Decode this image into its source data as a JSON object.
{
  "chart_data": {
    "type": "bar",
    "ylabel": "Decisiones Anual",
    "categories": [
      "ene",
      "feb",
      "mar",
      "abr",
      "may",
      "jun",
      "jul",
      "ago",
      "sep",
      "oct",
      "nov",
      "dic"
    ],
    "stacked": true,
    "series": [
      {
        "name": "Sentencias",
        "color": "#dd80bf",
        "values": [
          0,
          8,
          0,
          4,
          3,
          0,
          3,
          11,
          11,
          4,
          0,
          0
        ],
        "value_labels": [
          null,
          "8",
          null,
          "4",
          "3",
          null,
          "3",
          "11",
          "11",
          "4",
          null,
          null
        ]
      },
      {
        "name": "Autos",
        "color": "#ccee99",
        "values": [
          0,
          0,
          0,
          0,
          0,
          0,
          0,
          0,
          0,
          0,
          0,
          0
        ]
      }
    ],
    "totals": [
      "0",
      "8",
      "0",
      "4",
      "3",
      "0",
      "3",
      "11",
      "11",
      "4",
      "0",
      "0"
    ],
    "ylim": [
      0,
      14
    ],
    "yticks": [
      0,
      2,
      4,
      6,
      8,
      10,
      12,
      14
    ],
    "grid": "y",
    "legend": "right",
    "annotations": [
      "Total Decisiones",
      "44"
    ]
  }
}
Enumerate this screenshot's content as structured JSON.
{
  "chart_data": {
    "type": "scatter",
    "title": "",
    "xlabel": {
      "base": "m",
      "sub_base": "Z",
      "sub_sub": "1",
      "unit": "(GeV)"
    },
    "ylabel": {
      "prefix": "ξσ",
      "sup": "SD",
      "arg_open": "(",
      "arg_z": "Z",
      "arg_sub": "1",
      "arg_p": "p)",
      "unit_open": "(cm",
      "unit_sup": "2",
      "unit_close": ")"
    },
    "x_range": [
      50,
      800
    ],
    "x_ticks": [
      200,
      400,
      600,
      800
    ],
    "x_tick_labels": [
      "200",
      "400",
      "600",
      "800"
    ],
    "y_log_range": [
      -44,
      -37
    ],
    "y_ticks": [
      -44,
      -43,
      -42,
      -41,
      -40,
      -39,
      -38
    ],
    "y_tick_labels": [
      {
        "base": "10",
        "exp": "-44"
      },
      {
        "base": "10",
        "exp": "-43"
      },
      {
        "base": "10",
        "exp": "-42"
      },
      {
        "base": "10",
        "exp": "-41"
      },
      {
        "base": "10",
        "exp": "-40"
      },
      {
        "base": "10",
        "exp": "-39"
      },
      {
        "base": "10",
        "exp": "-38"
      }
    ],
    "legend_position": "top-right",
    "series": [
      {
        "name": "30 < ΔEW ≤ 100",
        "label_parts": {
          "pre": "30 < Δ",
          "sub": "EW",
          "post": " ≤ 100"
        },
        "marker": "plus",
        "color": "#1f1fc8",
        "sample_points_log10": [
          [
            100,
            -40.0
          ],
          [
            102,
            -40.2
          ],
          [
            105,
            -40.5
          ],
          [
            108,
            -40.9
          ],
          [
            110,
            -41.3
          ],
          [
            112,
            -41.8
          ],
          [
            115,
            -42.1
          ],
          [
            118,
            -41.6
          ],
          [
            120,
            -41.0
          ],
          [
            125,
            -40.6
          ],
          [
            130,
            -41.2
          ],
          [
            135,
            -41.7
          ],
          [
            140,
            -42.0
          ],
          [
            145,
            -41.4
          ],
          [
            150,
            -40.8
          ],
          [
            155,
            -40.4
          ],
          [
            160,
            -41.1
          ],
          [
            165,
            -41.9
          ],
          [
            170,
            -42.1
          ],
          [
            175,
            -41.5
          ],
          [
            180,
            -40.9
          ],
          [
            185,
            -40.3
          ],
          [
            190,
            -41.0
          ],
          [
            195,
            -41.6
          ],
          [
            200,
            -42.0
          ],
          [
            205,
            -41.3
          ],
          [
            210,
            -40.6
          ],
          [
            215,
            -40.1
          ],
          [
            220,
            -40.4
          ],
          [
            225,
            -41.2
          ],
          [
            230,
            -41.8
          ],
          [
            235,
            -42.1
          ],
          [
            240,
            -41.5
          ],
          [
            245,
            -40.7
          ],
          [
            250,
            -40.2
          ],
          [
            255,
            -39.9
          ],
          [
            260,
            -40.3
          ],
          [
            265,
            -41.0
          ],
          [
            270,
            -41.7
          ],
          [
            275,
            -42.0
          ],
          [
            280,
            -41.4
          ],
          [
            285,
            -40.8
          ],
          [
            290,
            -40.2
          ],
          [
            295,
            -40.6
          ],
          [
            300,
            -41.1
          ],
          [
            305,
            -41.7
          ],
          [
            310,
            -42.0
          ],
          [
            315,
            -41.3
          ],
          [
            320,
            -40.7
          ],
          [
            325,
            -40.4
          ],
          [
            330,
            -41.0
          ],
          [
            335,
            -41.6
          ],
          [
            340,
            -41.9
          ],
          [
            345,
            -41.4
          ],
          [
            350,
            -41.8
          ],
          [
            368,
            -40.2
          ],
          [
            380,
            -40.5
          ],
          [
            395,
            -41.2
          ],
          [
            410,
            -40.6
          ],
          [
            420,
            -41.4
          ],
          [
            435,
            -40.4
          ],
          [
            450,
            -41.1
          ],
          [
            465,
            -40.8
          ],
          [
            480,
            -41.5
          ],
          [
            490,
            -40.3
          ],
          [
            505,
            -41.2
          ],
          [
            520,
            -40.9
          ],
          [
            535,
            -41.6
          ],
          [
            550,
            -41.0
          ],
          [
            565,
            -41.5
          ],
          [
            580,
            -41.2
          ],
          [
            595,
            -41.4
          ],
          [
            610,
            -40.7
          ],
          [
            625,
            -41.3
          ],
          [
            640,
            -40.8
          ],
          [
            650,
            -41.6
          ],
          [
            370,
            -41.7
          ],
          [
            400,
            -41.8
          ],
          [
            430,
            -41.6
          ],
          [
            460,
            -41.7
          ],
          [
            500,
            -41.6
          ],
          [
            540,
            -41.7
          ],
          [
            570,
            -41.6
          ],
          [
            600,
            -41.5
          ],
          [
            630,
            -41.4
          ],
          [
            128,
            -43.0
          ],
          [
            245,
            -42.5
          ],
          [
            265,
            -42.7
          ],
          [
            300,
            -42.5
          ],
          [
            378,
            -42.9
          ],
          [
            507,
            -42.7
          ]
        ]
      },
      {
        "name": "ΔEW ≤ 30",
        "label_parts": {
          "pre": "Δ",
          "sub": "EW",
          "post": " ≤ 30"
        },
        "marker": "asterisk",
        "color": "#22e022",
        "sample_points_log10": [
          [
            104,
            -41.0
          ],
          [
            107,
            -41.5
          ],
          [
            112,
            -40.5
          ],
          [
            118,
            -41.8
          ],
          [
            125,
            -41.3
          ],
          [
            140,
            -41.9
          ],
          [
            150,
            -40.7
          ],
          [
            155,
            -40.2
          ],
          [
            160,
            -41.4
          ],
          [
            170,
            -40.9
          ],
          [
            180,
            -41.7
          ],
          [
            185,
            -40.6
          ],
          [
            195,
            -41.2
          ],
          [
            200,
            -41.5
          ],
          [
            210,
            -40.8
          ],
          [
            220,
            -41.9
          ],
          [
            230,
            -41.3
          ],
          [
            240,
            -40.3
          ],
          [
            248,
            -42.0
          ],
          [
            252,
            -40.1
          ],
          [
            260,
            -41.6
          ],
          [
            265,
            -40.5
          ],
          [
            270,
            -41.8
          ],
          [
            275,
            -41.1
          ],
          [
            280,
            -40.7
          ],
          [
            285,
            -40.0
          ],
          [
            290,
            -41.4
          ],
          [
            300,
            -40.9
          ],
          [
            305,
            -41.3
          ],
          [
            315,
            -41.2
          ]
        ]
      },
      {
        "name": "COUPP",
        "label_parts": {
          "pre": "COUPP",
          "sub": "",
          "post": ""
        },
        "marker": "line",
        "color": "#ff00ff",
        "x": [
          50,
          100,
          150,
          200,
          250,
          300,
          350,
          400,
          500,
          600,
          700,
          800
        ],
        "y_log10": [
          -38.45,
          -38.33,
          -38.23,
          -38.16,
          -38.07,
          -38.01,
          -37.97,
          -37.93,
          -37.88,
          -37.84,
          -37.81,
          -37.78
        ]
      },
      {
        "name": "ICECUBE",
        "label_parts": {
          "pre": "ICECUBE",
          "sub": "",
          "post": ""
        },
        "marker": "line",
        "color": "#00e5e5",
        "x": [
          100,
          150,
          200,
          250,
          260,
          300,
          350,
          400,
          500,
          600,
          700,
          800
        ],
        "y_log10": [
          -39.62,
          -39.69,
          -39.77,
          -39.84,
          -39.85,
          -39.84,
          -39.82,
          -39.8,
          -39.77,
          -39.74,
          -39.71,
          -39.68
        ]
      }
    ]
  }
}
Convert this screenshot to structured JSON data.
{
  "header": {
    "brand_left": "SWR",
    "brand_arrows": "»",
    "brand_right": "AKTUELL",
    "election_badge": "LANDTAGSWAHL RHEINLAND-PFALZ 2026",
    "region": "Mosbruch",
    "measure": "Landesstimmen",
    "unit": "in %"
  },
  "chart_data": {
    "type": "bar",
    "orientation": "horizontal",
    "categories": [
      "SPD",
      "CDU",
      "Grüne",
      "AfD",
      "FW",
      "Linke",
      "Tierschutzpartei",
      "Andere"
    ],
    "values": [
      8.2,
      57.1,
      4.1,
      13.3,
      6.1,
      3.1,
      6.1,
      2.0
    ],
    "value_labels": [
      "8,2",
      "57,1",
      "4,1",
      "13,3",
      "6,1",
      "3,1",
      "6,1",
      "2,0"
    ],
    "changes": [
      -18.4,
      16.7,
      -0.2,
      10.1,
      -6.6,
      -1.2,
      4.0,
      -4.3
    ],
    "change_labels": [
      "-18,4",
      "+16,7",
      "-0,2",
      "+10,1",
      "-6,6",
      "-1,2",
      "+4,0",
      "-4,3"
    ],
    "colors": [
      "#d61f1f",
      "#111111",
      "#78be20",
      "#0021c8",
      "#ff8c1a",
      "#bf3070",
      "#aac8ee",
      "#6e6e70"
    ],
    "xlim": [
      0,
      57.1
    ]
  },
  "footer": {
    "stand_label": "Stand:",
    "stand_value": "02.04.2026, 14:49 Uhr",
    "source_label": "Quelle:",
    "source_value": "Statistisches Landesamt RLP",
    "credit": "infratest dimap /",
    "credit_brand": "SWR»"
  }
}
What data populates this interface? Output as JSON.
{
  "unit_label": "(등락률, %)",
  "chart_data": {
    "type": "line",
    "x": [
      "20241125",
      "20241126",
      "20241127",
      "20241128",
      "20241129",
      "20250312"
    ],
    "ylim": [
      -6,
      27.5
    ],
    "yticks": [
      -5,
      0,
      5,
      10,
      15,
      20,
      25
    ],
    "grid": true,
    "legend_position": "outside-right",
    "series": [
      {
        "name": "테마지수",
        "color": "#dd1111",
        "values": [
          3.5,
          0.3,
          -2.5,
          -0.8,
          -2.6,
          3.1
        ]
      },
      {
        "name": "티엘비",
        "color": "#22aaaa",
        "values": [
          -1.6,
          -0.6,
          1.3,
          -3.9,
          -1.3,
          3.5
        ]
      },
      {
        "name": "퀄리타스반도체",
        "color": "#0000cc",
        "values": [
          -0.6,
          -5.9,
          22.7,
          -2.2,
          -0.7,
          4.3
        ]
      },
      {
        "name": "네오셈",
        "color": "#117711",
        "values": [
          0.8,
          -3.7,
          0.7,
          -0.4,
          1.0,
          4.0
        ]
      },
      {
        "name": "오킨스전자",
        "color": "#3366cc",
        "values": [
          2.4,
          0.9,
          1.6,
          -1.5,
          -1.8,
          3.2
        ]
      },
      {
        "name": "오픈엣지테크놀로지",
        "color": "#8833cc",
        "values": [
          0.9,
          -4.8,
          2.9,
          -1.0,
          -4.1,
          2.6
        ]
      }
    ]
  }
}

Task statement ▸
Find the line containing "What data populates". Reproduce it exactly, along with every line after it through the last.

The output ▸
What data populates this interface? Output as JSON.
{
  "unit_label": "(등락률, %)",
  "chart_data": {
    "type": "line",
    "x": [
      "20241125",
      "20241126",
      "20241127",
      "20241128",
      "20241129",
      "20250312"
    ],
    "ylim": [
      -6,
      27.5
    ],
    "yticks": [
      -5,
      0,
      5,
      10,
      15,
      20,
      25
    ],
    "grid": true,
    "legend_position": "outside-right",
    "series": [
      {
        "name": "테마지수",
        "color": "#dd1111",
        "values": [
          3.5,
          0.3,
          -2.5,
          -0.8,
          -2.6,
          3.1
        ]
      },
      {
        "name": "티엘비",
        "color": "#22aaaa",
        "values": [
          -1.6,
          -0.6,
          1.3,
          -3.9,
          -1.3,
          3.5
        ]
      },
      {
        "name": "퀄리타스반도체",
        "color": "#0000cc",
        "values": [
          -0.6,
          -5.9,
          22.7,
          -2.2,
          -0.7,
          4.3
        ]
      },
      {
        "name": "네오셈",
        "color": "#117711",
        "values": [
          0.8,
          -3.7,
          0.7,
          -0.4,
          1.0,
          4.0
        ]
      },
      {
        "name": "오킨스전자",
        "color": "#3366cc",
        "values": [
          2.4,
          0.9,
          1.6,
          -1.5,
          -1.8,
          3.2
        ]
      },
      {
        "name": "오픈엣지테크놀로지",
        "color": "#8833cc",
        "values": [
          0.9,
          -4.8,
          2.9,
          -1.0,
          -4.1,
          2.6
        ]
      }
    ]
  }
}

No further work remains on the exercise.